### [Aim of the task]
Take from the listing each line that has the string "Deal".
— start Material to process —
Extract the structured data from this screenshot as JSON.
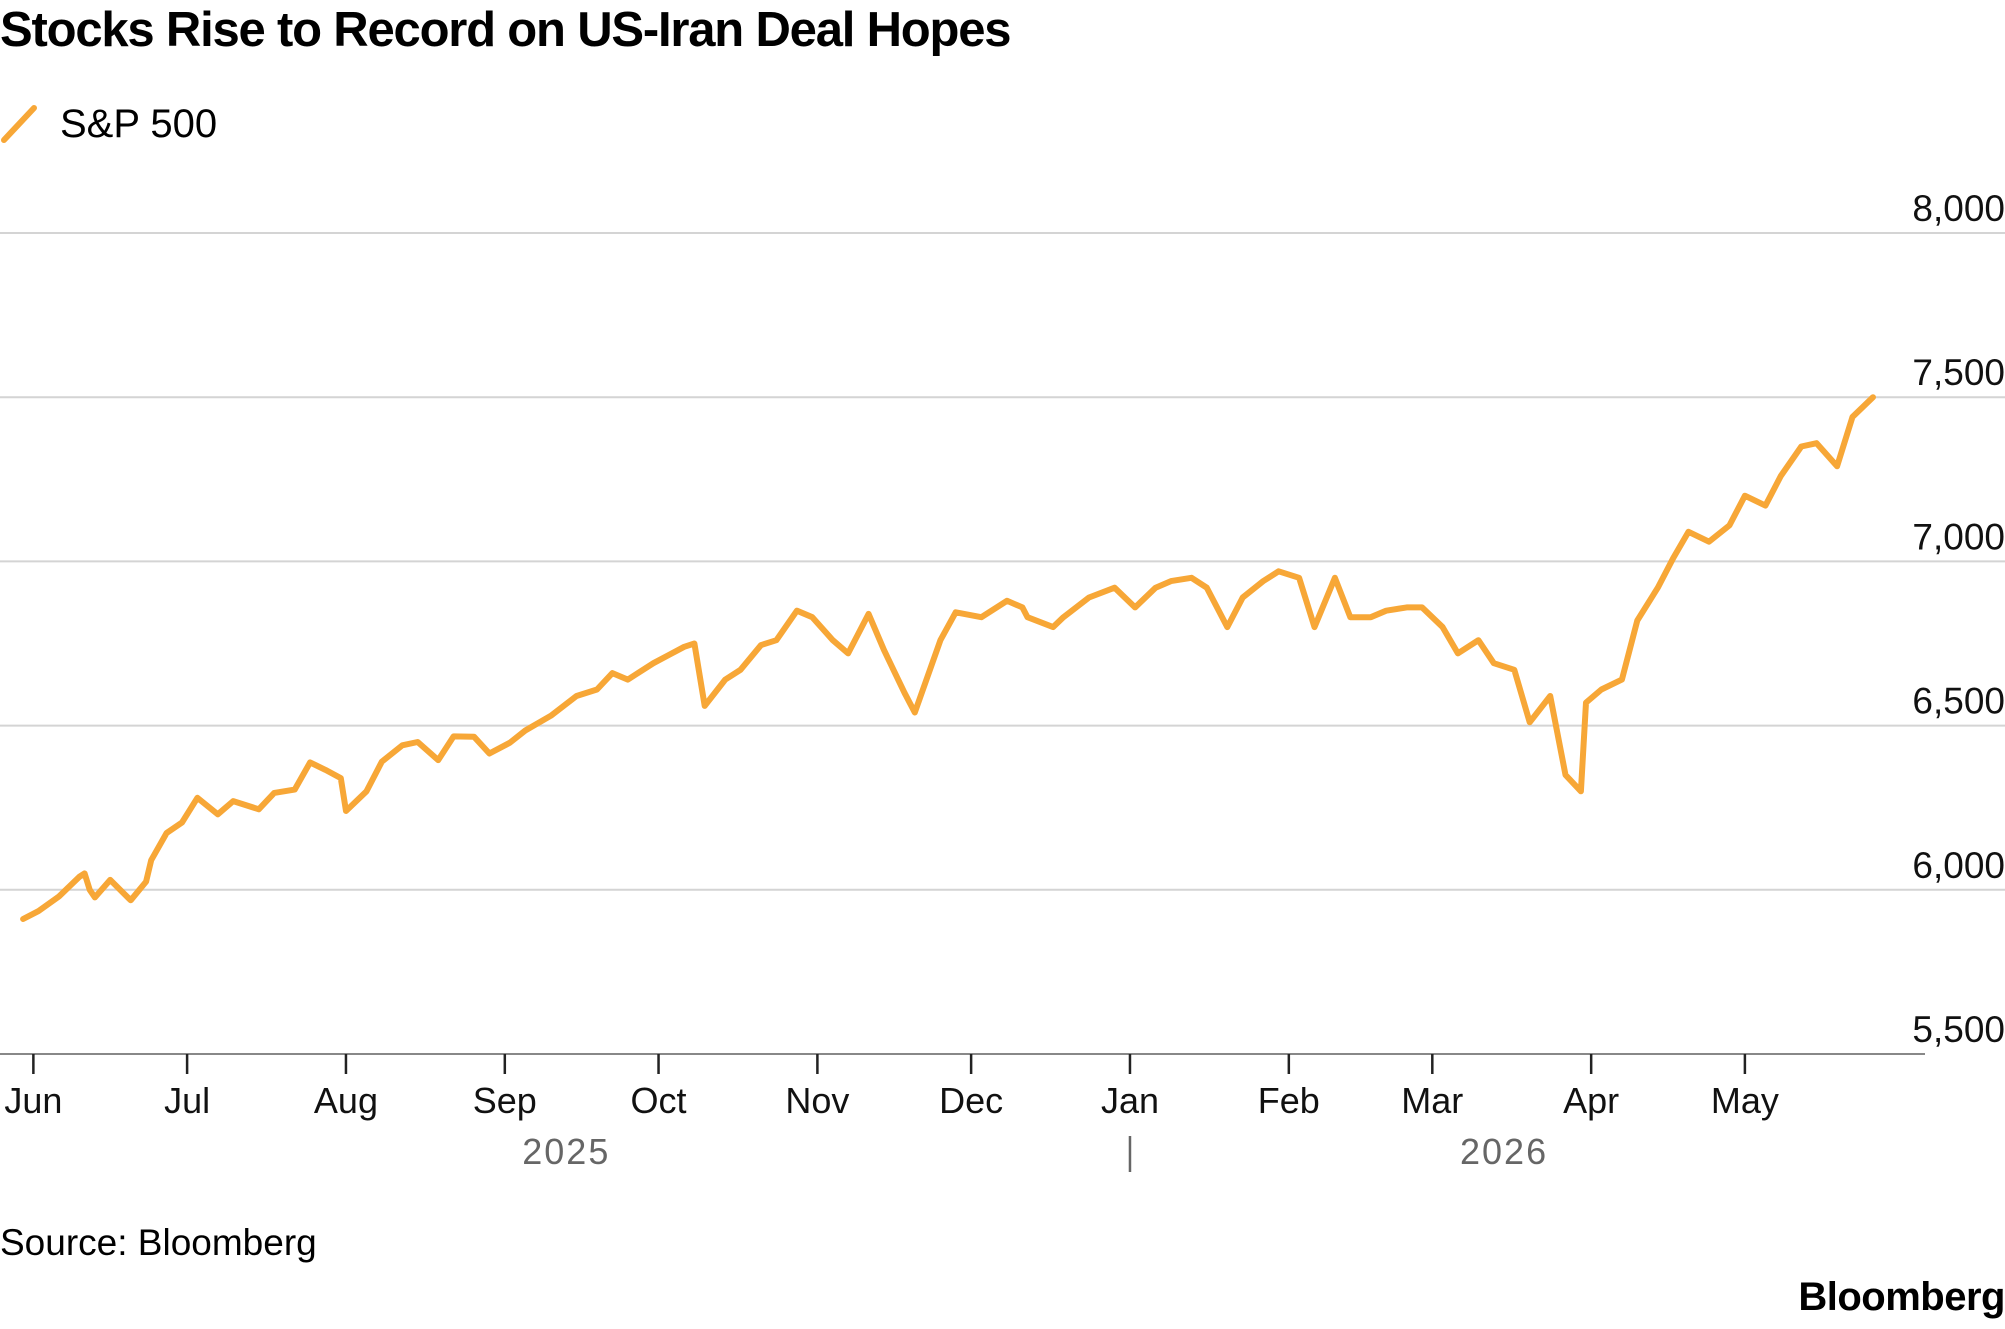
{
  "title": "Stocks Rise to Record on US-Iran Deal Hopes",
  "source": "Source: Bloomberg",
  "brand": "Bloomberg",
  "colors": {
    "line": "#F7A737",
    "grid": "#D4D4D4",
    "axis": "#222222",
    "year_label": "#666666"
  },
  "chart_data": {
    "type": "line",
    "title": "Stocks Rise to Record on US-Iran Deal Hopes",
    "xlabel": "",
    "ylabel": "",
    "ylim": [
      5500,
      8000
    ],
    "yticks": [
      8000,
      7500,
      7000,
      6500,
      6000,
      5500
    ],
    "ytick_labels": [
      "8,000",
      "7,500",
      "7,000",
      "6,500",
      "6,000",
      "5,500"
    ],
    "xlim": [
      "2025-05-29",
      "2026-05-26"
    ],
    "xticks": [
      {
        "date": "2025-06-01",
        "label": "Jun"
      },
      {
        "date": "2025-07-01",
        "label": "Jul"
      },
      {
        "date": "2025-08-01",
        "label": "Aug"
      },
      {
        "date": "2025-09-01",
        "label": "Sep"
      },
      {
        "date": "2025-10-01",
        "label": "Oct"
      },
      {
        "date": "2025-11-01",
        "label": "Nov"
      },
      {
        "date": "2025-12-01",
        "label": "Dec"
      },
      {
        "date": "2026-01-01",
        "label": "Jan"
      },
      {
        "date": "2026-02-01",
        "label": "Feb"
      },
      {
        "date": "2026-03-01",
        "label": "Mar"
      },
      {
        "date": "2026-04-01",
        "label": "Apr"
      },
      {
        "date": "2026-05-01",
        "label": "May"
      }
    ],
    "year_labels": [
      {
        "label": "2025",
        "date": "2025-09-13"
      },
      {
        "label": "2026",
        "date": "2026-03-15"
      }
    ],
    "year_divider": "2026-01-01",
    "grid": true,
    "legend": "top-left",
    "series": [
      {
        "name": "S&P 500",
        "x": [
          "2025-05-30",
          "2025-06-02",
          "2025-06-06",
          "2025-06-10",
          "2025-06-11",
          "2025-06-12",
          "2025-06-13",
          "2025-06-16",
          "2025-06-20",
          "2025-06-23",
          "2025-06-24",
          "2025-06-27",
          "2025-06-30",
          "2025-07-03",
          "2025-07-07",
          "2025-07-10",
          "2025-07-15",
          "2025-07-18",
          "2025-07-22",
          "2025-07-25",
          "2025-07-28",
          "2025-07-31",
          "2025-08-01",
          "2025-08-05",
          "2025-08-08",
          "2025-08-12",
          "2025-08-15",
          "2025-08-19",
          "2025-08-22",
          "2025-08-26",
          "2025-08-29",
          "2025-09-02",
          "2025-09-05",
          "2025-09-10",
          "2025-09-15",
          "2025-09-19",
          "2025-09-22",
          "2025-09-25",
          "2025-09-30",
          "2025-10-03",
          "2025-10-06",
          "2025-10-08",
          "2025-10-10",
          "2025-10-14",
          "2025-10-17",
          "2025-10-21",
          "2025-10-24",
          "2025-10-28",
          "2025-10-31",
          "2025-11-04",
          "2025-11-07",
          "2025-11-11",
          "2025-11-14",
          "2025-11-18",
          "2025-11-20",
          "2025-11-25",
          "2025-11-28",
          "2025-12-03",
          "2025-12-08",
          "2025-12-11",
          "2025-12-12",
          "2025-12-17",
          "2025-12-19",
          "2025-12-24",
          "2025-12-29",
          "2026-01-02",
          "2026-01-06",
          "2026-01-09",
          "2026-01-13",
          "2026-01-16",
          "2026-01-20",
          "2026-01-23",
          "2026-01-27",
          "2026-01-30",
          "2026-02-03",
          "2026-02-06",
          "2026-02-10",
          "2026-02-13",
          "2026-02-17",
          "2026-02-20",
          "2026-02-24",
          "2026-02-27",
          "2026-03-03",
          "2026-03-06",
          "2026-03-10",
          "2026-03-13",
          "2026-03-17",
          "2026-03-20",
          "2026-03-24",
          "2026-03-27",
          "2026-03-30",
          "2026-03-31",
          "2026-04-03",
          "2026-04-07",
          "2026-04-10",
          "2026-04-14",
          "2026-04-17",
          "2026-04-20",
          "2026-04-24",
          "2026-04-28",
          "2026-05-01",
          "2026-05-05",
          "2026-05-08",
          "2026-05-12",
          "2026-05-15",
          "2026-05-19",
          "2026-05-22",
          "2026-05-26"
        ],
        "y": [
          5911,
          5935,
          5980,
          6040,
          6050,
          6000,
          5977,
          6030,
          5968,
          6025,
          6090,
          6173,
          6205,
          6280,
          6230,
          6270,
          6245,
          6295,
          6305,
          6388,
          6365,
          6340,
          6240,
          6300,
          6390,
          6440,
          6450,
          6395,
          6467,
          6466,
          6415,
          6448,
          6485,
          6530,
          6590,
          6610,
          6660,
          6640,
          6690,
          6715,
          6740,
          6750,
          6560,
          6640,
          6670,
          6745,
          6760,
          6850,
          6830,
          6760,
          6720,
          6840,
          6730,
          6600,
          6540,
          6760,
          6845,
          6830,
          6880,
          6860,
          6830,
          6800,
          6830,
          6890,
          6920,
          6860,
          6920,
          6940,
          6950,
          6920,
          6800,
          6890,
          6940,
          6970,
          6950,
          6800,
          6950,
          6830,
          6830,
          6850,
          6860,
          6860,
          6800,
          6720,
          6760,
          6690,
          6670,
          6510,
          6590,
          6350,
          6300,
          6570,
          6610,
          6640,
          6820,
          6920,
          7010,
          7090,
          7060,
          7110,
          7200,
          7170,
          7260,
          7350,
          7360,
          7290,
          7440,
          7500
        ]
      }
    ]
  }
}
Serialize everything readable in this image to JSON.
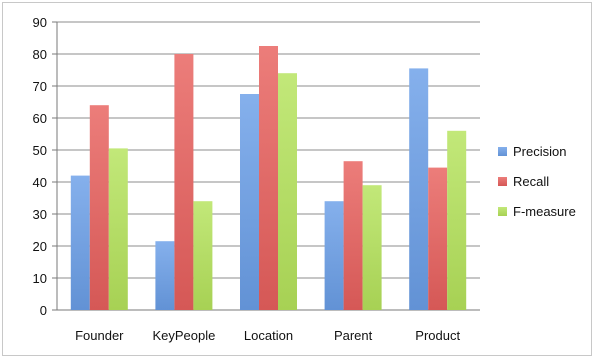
{
  "chart_data": {
    "type": "bar",
    "categories": [
      "Founder",
      "KeyPeople",
      "Location",
      "Parent",
      "Product"
    ],
    "series": [
      {
        "name": "Precision",
        "values": [
          42,
          21.5,
          67.5,
          34,
          75.5
        ],
        "color": "#6a9fe8"
      },
      {
        "name": "Recall",
        "values": [
          64,
          80,
          82.5,
          46.5,
          44.5
        ],
        "color": "#e8605d"
      },
      {
        "name": "F-measure",
        "values": [
          50.5,
          34,
          74,
          39,
          56
        ],
        "color": "#b5e35b"
      }
    ],
    "ylim": [
      0,
      90
    ],
    "yticks": [
      0,
      10,
      20,
      30,
      40,
      50,
      60,
      70,
      80,
      90
    ],
    "grid": true,
    "legend_position": "right"
  }
}
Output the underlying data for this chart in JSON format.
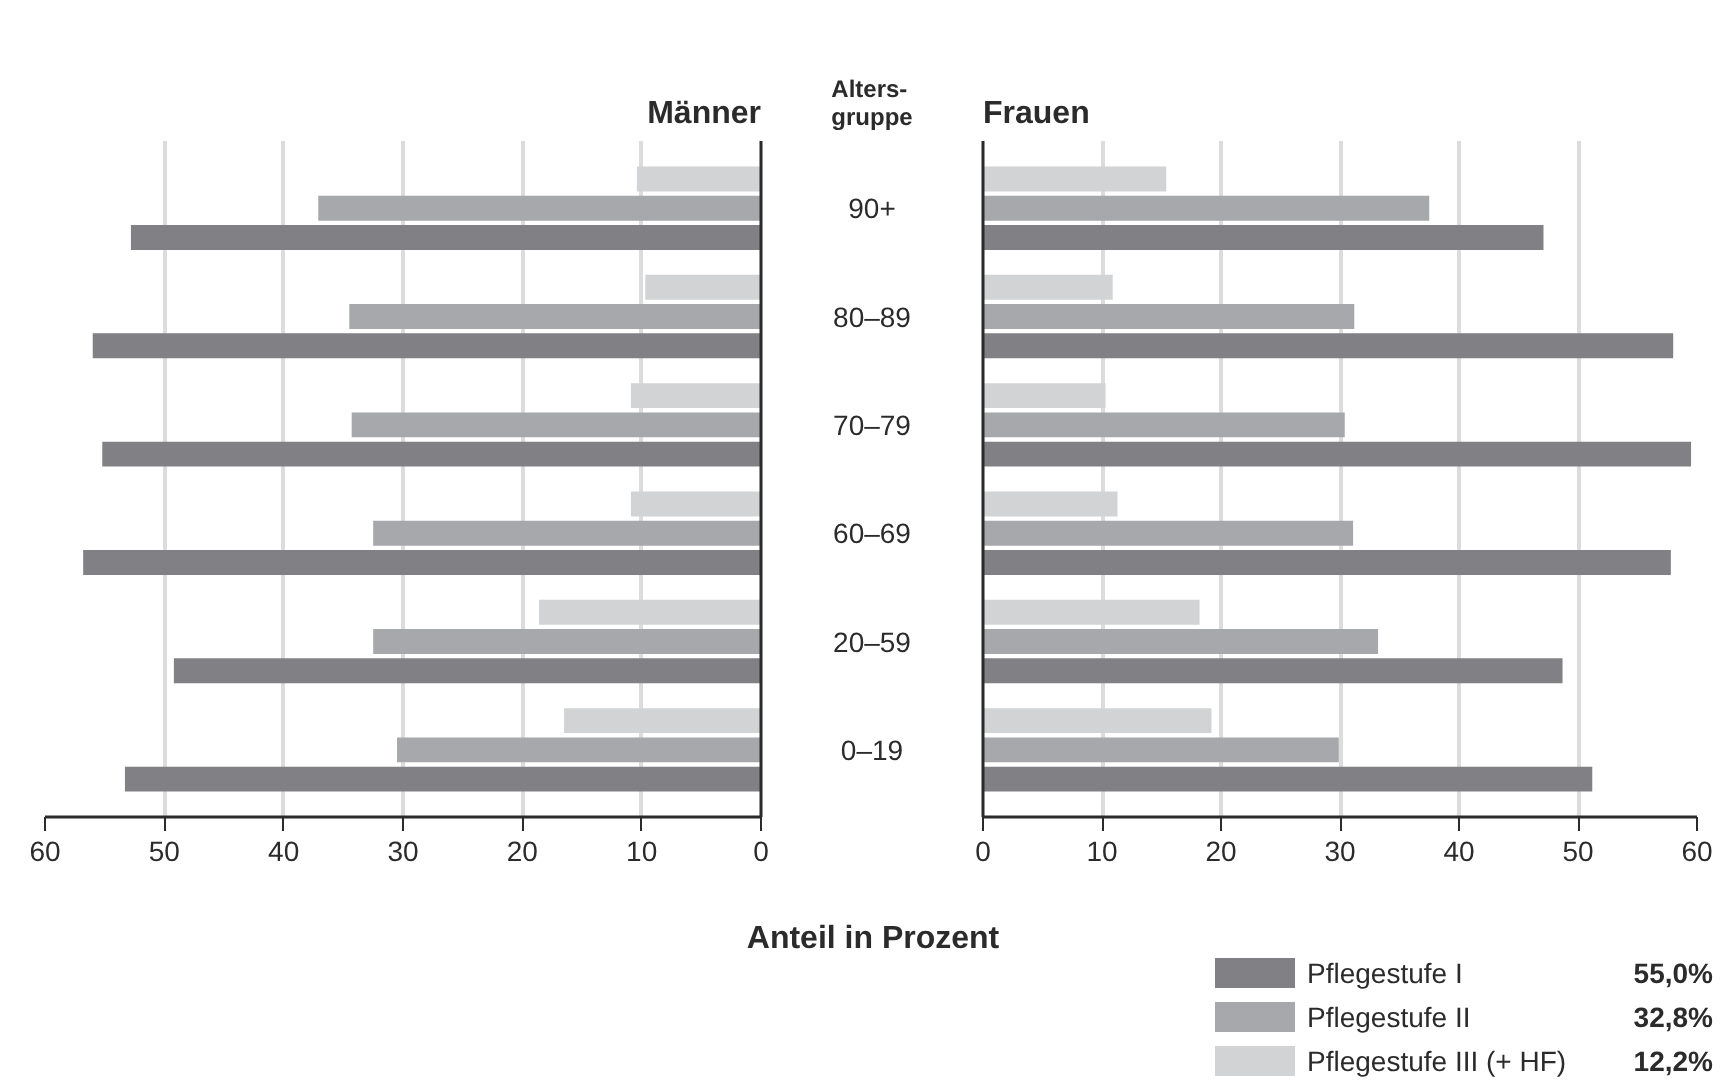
— end Material to process —
### [Worked solution]
  "title": "Stocks Rise to Record on US-Iran Deal Hopes",
    "title": "Stocks Rise to Record on US-Iran Deal Hopes",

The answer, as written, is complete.